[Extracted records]

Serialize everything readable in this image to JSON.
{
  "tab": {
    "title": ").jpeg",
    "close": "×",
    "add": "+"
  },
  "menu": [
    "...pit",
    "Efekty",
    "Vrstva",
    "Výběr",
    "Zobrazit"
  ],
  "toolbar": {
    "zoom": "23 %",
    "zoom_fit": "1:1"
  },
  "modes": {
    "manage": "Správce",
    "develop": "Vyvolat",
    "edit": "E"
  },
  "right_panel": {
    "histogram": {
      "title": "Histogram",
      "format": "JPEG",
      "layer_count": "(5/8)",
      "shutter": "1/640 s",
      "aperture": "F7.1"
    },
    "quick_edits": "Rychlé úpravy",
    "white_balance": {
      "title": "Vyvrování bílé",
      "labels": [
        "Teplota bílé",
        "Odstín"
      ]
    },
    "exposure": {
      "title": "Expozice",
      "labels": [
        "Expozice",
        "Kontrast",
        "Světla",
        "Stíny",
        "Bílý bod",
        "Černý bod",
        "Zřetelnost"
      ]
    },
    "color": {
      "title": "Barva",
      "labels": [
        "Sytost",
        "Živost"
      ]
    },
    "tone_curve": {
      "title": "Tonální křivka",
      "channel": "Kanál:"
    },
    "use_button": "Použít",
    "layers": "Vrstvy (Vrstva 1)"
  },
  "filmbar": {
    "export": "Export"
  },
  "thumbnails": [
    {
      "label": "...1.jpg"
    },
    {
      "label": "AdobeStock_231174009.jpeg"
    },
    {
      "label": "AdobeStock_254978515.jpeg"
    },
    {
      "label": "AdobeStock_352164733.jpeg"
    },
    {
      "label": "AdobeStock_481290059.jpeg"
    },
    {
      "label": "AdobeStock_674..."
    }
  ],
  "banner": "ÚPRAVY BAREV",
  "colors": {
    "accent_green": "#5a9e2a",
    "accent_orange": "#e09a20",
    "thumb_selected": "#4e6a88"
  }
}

* EXERCISE BRIEF *
Pick out each line in the material containing "title".

* RESPONSE FOR THIS EXERCISE *
    "title": ").jpeg",
      "title": "Histogram",
      "title": "Vyvrování bílé",
      "title": "Expozice",
      "title": "Barva",
      "title": "Tonální křivka",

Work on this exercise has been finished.